§ DATASET RECORDS:
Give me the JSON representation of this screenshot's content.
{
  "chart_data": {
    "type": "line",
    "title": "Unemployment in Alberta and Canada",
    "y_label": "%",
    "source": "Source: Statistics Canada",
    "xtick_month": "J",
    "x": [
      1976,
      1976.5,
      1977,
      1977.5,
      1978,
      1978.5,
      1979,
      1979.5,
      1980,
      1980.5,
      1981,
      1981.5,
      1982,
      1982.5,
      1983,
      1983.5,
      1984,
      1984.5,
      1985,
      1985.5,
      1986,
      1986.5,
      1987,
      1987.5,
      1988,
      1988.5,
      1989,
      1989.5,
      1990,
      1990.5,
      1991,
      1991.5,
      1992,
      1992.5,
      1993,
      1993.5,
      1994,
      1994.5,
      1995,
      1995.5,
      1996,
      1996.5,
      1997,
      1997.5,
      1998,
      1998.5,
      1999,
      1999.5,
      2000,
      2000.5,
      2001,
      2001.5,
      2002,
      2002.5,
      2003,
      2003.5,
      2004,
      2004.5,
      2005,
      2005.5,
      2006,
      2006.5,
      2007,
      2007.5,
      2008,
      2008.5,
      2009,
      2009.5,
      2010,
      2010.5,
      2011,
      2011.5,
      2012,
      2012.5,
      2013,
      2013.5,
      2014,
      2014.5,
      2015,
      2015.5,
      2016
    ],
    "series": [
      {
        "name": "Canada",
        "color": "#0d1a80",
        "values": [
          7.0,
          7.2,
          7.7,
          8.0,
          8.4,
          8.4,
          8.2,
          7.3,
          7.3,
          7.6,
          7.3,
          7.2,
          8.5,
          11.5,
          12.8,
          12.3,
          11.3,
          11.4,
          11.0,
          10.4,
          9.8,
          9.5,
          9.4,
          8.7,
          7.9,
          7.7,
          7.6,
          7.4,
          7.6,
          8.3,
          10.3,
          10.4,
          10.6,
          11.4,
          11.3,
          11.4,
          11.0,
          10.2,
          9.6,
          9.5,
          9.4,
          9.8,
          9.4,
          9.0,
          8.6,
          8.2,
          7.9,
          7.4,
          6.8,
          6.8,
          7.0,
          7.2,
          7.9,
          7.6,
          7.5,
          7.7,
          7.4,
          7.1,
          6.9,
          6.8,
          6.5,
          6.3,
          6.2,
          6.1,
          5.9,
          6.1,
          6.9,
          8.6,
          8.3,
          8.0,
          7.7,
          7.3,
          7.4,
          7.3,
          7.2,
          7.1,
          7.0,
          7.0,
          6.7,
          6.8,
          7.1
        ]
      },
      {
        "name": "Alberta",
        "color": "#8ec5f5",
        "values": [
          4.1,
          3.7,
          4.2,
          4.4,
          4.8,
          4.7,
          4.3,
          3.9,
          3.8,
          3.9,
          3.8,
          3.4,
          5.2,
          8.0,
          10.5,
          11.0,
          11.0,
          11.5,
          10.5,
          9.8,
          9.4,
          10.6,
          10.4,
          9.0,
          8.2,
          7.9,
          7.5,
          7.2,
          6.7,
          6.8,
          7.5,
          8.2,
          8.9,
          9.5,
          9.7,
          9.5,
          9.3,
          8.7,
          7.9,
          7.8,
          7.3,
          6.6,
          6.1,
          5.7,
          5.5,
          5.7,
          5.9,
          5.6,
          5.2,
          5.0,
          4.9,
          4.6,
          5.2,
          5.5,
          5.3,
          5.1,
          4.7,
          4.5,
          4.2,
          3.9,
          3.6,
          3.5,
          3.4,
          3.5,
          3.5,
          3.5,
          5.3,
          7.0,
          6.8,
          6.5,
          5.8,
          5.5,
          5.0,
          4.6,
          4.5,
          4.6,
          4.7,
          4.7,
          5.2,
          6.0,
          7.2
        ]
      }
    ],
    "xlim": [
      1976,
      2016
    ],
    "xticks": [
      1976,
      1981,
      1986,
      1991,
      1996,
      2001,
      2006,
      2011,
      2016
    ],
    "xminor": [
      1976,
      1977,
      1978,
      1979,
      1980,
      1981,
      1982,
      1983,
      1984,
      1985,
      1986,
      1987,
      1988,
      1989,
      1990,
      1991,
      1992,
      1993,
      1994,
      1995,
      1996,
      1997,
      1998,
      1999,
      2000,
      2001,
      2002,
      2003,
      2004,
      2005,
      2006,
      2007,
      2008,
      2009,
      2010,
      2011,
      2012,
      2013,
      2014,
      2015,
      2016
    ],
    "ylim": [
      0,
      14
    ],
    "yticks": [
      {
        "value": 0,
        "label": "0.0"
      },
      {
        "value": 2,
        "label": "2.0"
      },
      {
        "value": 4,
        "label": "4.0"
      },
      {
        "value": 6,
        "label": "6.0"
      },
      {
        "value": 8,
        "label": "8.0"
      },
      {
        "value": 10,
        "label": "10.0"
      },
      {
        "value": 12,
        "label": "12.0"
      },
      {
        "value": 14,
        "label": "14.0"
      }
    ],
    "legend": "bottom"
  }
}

§ DIRECTIVE: Track down every line of the material containing the string "Canada", and copy it.

§ FULL ANSWER:
    "title": "Unemployment in Alberta and Canada",
    "source": "Source: Statistics Canada",
        "name": "Canada",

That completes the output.